# What the task asks:
What follows is a listing to be transcribed exactly.
*** Raw data ***
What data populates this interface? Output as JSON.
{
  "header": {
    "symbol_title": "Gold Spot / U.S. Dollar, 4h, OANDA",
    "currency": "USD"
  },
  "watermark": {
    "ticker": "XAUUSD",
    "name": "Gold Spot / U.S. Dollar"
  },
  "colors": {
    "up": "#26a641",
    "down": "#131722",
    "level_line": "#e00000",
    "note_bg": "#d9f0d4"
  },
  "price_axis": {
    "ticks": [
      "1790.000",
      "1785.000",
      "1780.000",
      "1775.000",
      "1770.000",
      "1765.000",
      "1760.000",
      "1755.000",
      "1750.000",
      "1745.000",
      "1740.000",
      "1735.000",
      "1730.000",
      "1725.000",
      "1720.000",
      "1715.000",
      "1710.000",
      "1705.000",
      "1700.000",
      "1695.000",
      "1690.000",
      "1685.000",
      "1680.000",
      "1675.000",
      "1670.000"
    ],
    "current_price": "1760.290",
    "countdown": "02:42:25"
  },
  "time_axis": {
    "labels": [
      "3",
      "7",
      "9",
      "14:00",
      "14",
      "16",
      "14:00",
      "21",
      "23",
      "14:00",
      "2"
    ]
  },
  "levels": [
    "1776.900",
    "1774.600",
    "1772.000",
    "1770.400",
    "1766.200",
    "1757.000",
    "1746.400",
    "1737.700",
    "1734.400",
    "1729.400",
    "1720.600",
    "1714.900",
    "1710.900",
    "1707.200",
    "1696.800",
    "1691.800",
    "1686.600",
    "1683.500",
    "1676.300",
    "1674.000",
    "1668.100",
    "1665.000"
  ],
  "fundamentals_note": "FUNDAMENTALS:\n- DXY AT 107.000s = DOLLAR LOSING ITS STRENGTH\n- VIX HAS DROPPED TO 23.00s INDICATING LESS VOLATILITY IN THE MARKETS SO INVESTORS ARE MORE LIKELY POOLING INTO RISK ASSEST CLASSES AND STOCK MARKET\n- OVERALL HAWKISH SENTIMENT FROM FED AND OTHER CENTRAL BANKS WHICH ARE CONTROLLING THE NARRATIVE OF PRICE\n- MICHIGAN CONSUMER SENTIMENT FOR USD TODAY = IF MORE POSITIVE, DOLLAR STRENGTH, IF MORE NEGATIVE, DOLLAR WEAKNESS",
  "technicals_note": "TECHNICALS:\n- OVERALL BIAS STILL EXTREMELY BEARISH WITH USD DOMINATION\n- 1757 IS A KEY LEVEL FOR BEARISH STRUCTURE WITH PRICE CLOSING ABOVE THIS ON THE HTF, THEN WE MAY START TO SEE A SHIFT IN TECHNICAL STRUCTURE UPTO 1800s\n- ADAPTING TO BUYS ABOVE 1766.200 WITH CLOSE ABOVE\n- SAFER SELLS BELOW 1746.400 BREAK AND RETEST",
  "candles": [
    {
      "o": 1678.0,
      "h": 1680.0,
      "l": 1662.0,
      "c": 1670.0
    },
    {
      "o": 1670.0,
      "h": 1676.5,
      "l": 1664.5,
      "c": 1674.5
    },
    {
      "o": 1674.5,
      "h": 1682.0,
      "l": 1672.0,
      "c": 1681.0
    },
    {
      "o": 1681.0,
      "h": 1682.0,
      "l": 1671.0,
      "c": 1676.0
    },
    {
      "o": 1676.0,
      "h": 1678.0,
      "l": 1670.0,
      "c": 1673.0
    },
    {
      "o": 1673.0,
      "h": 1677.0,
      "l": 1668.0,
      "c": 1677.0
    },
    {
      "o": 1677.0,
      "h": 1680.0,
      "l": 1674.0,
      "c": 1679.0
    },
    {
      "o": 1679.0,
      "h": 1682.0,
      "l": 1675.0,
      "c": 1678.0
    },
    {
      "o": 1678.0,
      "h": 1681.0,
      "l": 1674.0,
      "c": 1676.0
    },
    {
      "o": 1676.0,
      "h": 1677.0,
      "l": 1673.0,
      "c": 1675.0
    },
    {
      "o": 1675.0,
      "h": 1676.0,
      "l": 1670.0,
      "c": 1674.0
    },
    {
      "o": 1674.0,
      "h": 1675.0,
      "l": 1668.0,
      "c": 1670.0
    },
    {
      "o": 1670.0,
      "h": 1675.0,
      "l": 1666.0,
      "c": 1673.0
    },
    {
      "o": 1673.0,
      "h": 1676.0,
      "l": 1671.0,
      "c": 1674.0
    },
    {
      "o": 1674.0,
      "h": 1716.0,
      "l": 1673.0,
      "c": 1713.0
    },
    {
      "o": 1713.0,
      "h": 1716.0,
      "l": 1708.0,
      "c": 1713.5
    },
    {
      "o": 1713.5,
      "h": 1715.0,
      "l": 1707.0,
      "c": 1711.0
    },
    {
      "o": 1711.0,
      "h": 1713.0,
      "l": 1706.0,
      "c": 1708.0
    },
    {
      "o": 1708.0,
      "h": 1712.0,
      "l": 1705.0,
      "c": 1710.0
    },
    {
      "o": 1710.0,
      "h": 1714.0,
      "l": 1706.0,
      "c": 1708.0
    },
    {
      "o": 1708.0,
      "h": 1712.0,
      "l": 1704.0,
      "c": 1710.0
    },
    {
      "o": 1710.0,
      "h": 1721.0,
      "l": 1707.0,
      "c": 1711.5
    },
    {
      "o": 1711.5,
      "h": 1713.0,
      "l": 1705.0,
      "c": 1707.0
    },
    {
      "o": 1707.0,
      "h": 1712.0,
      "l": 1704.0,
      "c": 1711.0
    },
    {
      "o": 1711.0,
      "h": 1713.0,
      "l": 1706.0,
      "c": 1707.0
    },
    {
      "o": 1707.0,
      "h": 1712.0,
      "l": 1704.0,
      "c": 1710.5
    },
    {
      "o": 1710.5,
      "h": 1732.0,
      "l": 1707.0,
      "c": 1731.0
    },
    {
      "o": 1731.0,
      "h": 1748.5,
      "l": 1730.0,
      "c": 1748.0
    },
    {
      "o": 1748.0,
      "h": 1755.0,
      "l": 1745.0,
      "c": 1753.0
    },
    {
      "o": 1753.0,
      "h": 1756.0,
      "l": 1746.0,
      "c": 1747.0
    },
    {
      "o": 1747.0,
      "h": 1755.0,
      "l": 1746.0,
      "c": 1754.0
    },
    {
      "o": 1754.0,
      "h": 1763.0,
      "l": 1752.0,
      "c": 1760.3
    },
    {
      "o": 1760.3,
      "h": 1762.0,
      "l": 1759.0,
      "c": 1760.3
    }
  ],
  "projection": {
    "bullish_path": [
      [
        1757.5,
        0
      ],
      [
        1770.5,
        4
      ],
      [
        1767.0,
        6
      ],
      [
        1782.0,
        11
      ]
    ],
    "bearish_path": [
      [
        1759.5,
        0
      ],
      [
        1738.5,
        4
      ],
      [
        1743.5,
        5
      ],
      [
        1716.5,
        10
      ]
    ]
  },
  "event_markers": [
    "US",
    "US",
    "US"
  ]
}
***
# Answer to the task:
What data populates this interface? Output as JSON.
{
  "header": {
    "symbol_title": "Gold Spot / U.S. Dollar, 4h, OANDA",
    "currency": "USD"
  },
  "watermark": {
    "ticker": "XAUUSD",
    "name": "Gold Spot / U.S. Dollar"
  },
  "colors": {
    "up": "#26a641",
    "down": "#131722",
    "level_line": "#e00000",
    "note_bg": "#d9f0d4"
  },
  "price_axis": {
    "ticks": [
      "1790.000",
      "1785.000",
      "1780.000",
      "1775.000",
      "1770.000",
      "1765.000",
      "1760.000",
      "1755.000",
      "1750.000",
      "1745.000",
      "1740.000",
      "1735.000",
      "1730.000",
      "1725.000",
      "1720.000",
      "1715.000",
      "1710.000",
      "1705.000",
      "1700.000",
      "1695.000",
      "1690.000",
      "1685.000",
      "1680.000",
      "1675.000",
      "1670.000"
    ],
    "current_price": "1760.290",
    "countdown": "02:42:25"
  },
  "time_axis": {
    "labels": [
      "3",
      "7",
      "9",
      "14:00",
      "14",
      "16",
      "14:00",
      "21",
      "23",
      "14:00",
      "2"
    ]
  },
  "levels": [
    "1776.900",
    "1774.600",
    "1772.000",
    "1770.400",
    "1766.200",
    "1757.000",
    "1746.400",
    "1737.700",
    "1734.400",
    "1729.400",
    "1720.600",
    "1714.900",
    "1710.900",
    "1707.200",
    "1696.800",
    "1691.800",
    "1686.600",
    "1683.500",
    "1676.300",
    "1674.000",
    "1668.100",
    "1665.000"
  ],
  "fundamentals_note": "FUNDAMENTALS:\n- DXY AT 107.000s = DOLLAR LOSING ITS STRENGTH\n- VIX HAS DROPPED TO 23.00s INDICATING LESS VOLATILITY IN THE MARKETS SO INVESTORS ARE MORE LIKELY POOLING INTO RISK ASSEST CLASSES AND STOCK MARKET\n- OVERALL HAWKISH SENTIMENT FROM FED AND OTHER CENTRAL BANKS WHICH ARE CONTROLLING THE NARRATIVE OF PRICE\n- MICHIGAN CONSUMER SENTIMENT FOR USD TODAY = IF MORE POSITIVE, DOLLAR STRENGTH, IF MORE NEGATIVE, DOLLAR WEAKNESS",
  "technicals_note": "TECHNICALS:\n- OVERALL BIAS STILL EXTREMELY BEARISH WITH USD DOMINATION\n- 1757 IS A KEY LEVEL FOR BEARISH STRUCTURE WITH PRICE CLOSING ABOVE THIS ON THE HTF, THEN WE MAY START TO SEE A SHIFT IN TECHNICAL STRUCTURE UPTO 1800s\n- ADAPTING TO BUYS ABOVE 1766.200 WITH CLOSE ABOVE\n- SAFER SELLS BELOW 1746.400 BREAK AND RETEST",
  "candles": [
    {
      "o": 1678.0,
      "h": 1680.0,
      "l": 1662.0,
      "c": 1670.0
    },
    {
      "o": 1670.0,
      "h": 1676.5,
      "l": 1664.5,
      "c": 1674.5
    },
    {
      "o": 1674.5,
      "h": 1682.0,
      "l": 1672.0,
      "c": 1681.0
    },
    {
      "o": 1681.0,
      "h": 1682.0,
      "l": 1671.0,
      "c": 1676.0
    },
    {
      "o": 1676.0,
      "h": 1678.0,
      "l": 1670.0,
      "c": 1673.0
    },
    {
      "o": 1673.0,
      "h": 1677.0,
      "l": 1668.0,
      "c": 1677.0
    },
    {
      "o": 1677.0,
      "h": 1680.0,
      "l": 1674.0,
      "c": 1679.0
    },
    {
      "o": 1679.0,
      "h": 1682.0,
      "l": 1675.0,
      "c": 1678.0
    },
    {
      "o": 1678.0,
      "h": 1681.0,
      "l": 1674.0,
      "c": 1676.0
    },
    {
      "o": 1676.0,
      "h": 1677.0,
      "l": 1673.0,
      "c": 1675.0
    },
    {
      "o": 1675.0,
      "h": 1676.0,
      "l": 1670.0,
      "c": 1674.0
    },
    {
      "o": 1674.0,
      "h": 1675.0,
      "l": 1668.0,
      "c": 1670.0
    },
    {
      "o": 1670.0,
      "h": 1675.0,
      "l": 1666.0,
      "c": 1673.0
    },
    {
      "o": 1673.0,
      "h": 1676.0,
      "l": 1671.0,
      "c": 1674.0
    },
    {
      "o": 1674.0,
      "h": 1716.0,
      "l": 1673.0,
      "c": 1713.0
    },
    {
      "o": 1713.0,
      "h": 1716.0,
      "l": 1708.0,
      "c": 1713.5
    },
    {
      "o": 1713.5,
      "h": 1715.0,
      "l": 1707.0,
      "c": 1711.0
    },
    {
      "o": 1711.0,
      "h": 1713.0,
      "l": 1706.0,
      "c": 1708.0
    },
    {
      "o": 1708.0,
      "h": 1712.0,
      "l": 1705.0,
      "c": 1710.0
    },
    {
      "o": 1710.0,
      "h": 1714.0,
      "l": 1706.0,
      "c": 1708.0
    },
    {
      "o": 1708.0,
      "h": 1712.0,
      "l": 1704.0,
      "c": 1710.0
    },
    {
      "o": 1710.0,
      "h": 1721.0,
      "l": 1707.0,
      "c": 1711.5
    },
    {
      "o": 1711.5,
      "h": 1713.0,
      "l": 1705.0,
      "c": 1707.0
    },
    {
      "o": 1707.0,
      "h": 1712.0,
      "l": 1704.0,
      "c": 1711.0
    },
    {
      "o": 1711.0,
      "h": 1713.0,
      "l": 1706.0,
      "c": 1707.0
    },
    {
      "o": 1707.0,
      "h": 1712.0,
      "l": 1704.0,
      "c": 1710.5
    },
    {
      "o": 1710.5,
      "h": 1732.0,
      "l": 1707.0,
      "c": 1731.0
    },
    {
      "o": 1731.0,
      "h": 1748.5,
      "l": 1730.0,
      "c": 1748.0
    },
    {
      "o": 1748.0,
      "h": 1755.0,
      "l": 1745.0,
      "c": 1753.0
    },
    {
      "o": 1753.0,
      "h": 1756.0,
      "l": 1746.0,
      "c": 1747.0
    },
    {
      "o": 1747.0,
      "h": 1755.0,
      "l": 1746.0,
      "c": 1754.0
    },
    {
      "o": 1754.0,
      "h": 1763.0,
      "l": 1752.0,
      "c": 1760.3
    },
    {
      "o": 1760.3,
      "h": 1762.0,
      "l": 1759.0,
      "c": 1760.3
    }
  ],
  "projection": {
    "bullish_path": [
      [
        1757.5,
        0
      ],
      [
        1770.5,
        4
      ],
      [
        1767.0,
        6
      ],
      [
        1782.0,
        11
      ]
    ],
    "bearish_path": [
      [
        1759.5,
        0
      ],
      [
        1738.5,
        4
      ],
      [
        1743.5,
        5
      ],
      [
        1716.5,
        10
      ]
    ]
  },
  "event_markers": [
    "US",
    "US",
    "US"
  ]
}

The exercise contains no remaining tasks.